[Information shown]
>>
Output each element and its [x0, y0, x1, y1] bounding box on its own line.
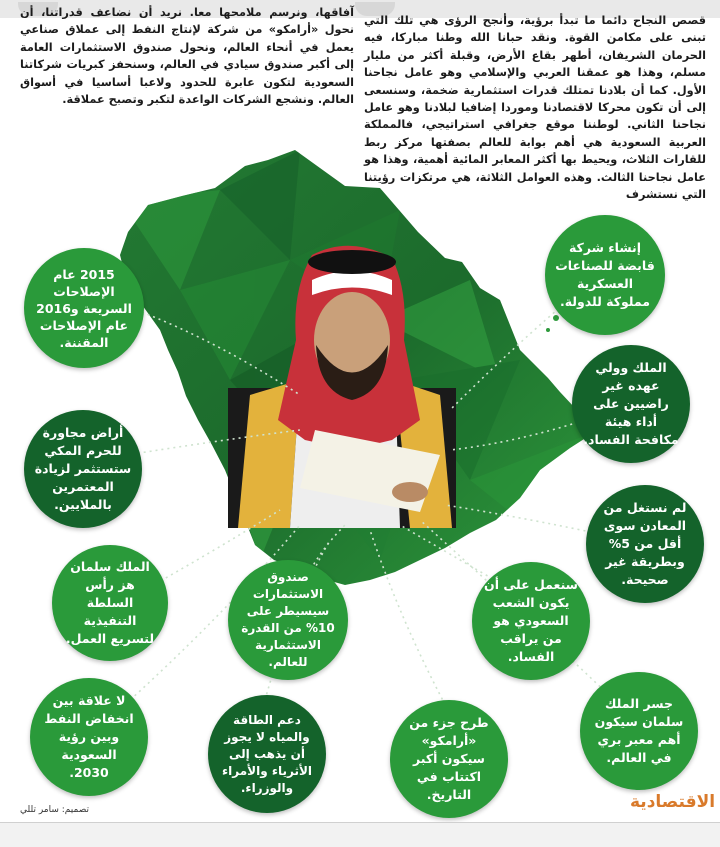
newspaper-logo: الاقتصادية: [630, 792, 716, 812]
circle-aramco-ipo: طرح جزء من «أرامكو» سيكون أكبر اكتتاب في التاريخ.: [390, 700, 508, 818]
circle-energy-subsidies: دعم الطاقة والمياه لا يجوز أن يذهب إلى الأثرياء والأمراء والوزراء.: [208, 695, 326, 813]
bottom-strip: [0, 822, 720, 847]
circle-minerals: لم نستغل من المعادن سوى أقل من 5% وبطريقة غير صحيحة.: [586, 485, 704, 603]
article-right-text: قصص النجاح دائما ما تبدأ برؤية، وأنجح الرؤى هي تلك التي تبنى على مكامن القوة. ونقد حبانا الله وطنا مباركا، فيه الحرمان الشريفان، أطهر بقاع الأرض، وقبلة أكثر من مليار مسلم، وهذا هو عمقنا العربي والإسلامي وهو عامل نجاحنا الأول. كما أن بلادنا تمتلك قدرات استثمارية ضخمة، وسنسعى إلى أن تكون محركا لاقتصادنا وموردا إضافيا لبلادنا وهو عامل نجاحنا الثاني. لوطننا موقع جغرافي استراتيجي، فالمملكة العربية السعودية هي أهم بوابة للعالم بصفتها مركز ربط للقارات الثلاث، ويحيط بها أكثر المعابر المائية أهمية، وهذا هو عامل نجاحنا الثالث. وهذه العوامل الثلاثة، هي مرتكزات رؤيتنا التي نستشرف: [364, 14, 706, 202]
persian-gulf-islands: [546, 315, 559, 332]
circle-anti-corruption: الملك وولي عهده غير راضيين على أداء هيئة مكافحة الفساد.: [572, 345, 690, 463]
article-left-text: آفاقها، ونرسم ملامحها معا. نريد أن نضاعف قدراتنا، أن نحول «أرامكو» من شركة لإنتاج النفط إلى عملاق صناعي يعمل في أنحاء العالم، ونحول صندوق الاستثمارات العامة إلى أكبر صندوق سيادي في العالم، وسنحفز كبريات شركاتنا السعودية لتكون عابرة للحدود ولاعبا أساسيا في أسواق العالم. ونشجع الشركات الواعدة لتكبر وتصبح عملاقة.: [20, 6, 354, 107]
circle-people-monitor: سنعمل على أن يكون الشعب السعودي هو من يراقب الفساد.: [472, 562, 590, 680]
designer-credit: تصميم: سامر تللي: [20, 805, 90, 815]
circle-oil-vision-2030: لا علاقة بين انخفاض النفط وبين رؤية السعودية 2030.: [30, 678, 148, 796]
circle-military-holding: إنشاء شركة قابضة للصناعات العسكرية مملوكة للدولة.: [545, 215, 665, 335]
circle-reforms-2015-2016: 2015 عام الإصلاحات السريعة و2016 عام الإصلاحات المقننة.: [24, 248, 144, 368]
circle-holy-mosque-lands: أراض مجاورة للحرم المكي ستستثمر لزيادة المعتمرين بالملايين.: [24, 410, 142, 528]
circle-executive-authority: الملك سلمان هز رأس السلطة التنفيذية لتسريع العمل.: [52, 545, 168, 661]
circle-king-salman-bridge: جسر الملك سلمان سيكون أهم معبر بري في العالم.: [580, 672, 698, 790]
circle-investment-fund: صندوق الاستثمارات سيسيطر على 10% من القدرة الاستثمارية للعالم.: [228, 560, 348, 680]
<<
[Do this] Please rewrite the items above with "bounding box" changed to "coordinate box" and everything else kept the same. Leave the pictures out.

[Written response]
Output each element and its [x0, y0, x1, y1] coordinate box on its own line.
newspaper-logo: الاقتصادية: [630, 792, 716, 812]
circle-aramco-ipo: طرح جزء من «أرامكو» سيكون أكبر اكتتاب في التاريخ.: [390, 700, 508, 818]
circle-energy-subsidies: دعم الطاقة والمياه لا يجوز أن يذهب إلى الأثرياء والأمراء والوزراء.: [208, 695, 326, 813]
bottom-strip: [0, 822, 720, 847]
circle-minerals: لم نستغل من المعادن سوى أقل من 5% وبطريقة غير صحيحة.: [586, 485, 704, 603]
article-right-text: قصص النجاح دائما ما تبدأ برؤية، وأنجح الرؤى هي تلك التي تبنى على مكامن القوة. ونقد حبانا الله وطنا مباركا، فيه الحرمان الشريفان، أطهر بقاع الأرض، وقبلة أكثر من مليار مسلم، وهذا هو عمقنا العربي والإسلامي وهو عامل نجاحنا الأول. كما أن بلادنا تمتلك قدرات استثمارية ضخمة، وسنسعى إلى أن تكون محركا لاقتصادنا وموردا إضافيا لبلادنا وهو عامل نجاحنا الثاني. لوطننا موقع جغرافي استراتيجي، فالمملكة العربية السعودية هي أهم بوابة للعالم بصفتها مركز ربط للقارات الثلاث، ويحيط بها أكثر المعابر المائية أهمية، وهذا هو عامل نجاحنا الثالث. وهذه العوامل الثلاثة، هي مرتكزات رؤيتنا التي نستشرف: [364, 14, 706, 202]
persian-gulf-islands: [546, 315, 559, 332]
circle-anti-corruption: الملك وولي عهده غير راضيين على أداء هيئة مكافحة الفساد.: [572, 345, 690, 463]
article-left-text: آفاقها، ونرسم ملامحها معا. نريد أن نضاعف قدراتنا، أن نحول «أرامكو» من شركة لإنتاج النفط إلى عملاق صناعي يعمل في أنحاء العالم، ونحول صندوق الاستثمارات العامة إلى أكبر صندوق سيادي في العالم، وسنحفز كبريات شركاتنا السعودية لتكون عابرة للحدود ولاعبا أساسيا في أسواق العالم. ونشجع الشركات الواعدة لتكبر وتصبح عملاقة.: [20, 6, 354, 107]
circle-people-monitor: سنعمل على أن يكون الشعب السعودي هو من يراقب الفساد.: [472, 562, 590, 680]
designer-credit: تصميم: سامر تللي: [20, 805, 90, 815]
circle-oil-vision-2030: لا علاقة بين انخفاض النفط وبين رؤية السعودية 2030.: [30, 678, 148, 796]
circle-military-holding: إنشاء شركة قابضة للصناعات العسكرية مملوكة للدولة.: [545, 215, 665, 335]
circle-reforms-2015-2016: 2015 عام الإصلاحات السريعة و2016 عام الإصلاحات المقننة.: [24, 248, 144, 368]
circle-holy-mosque-lands: أراض مجاورة للحرم المكي ستستثمر لزيادة المعتمرين بالملايين.: [24, 410, 142, 528]
circle-executive-authority: الملك سلمان هز رأس السلطة التنفيذية لتسريع العمل.: [52, 545, 168, 661]
circle-king-salman-bridge: جسر الملك سلمان سيكون أهم معبر بري في العالم.: [580, 672, 698, 790]
circle-investment-fund: صندوق الاستثمارات سيسيطر على 10% من القدرة الاستثمارية للعالم.: [228, 560, 348, 680]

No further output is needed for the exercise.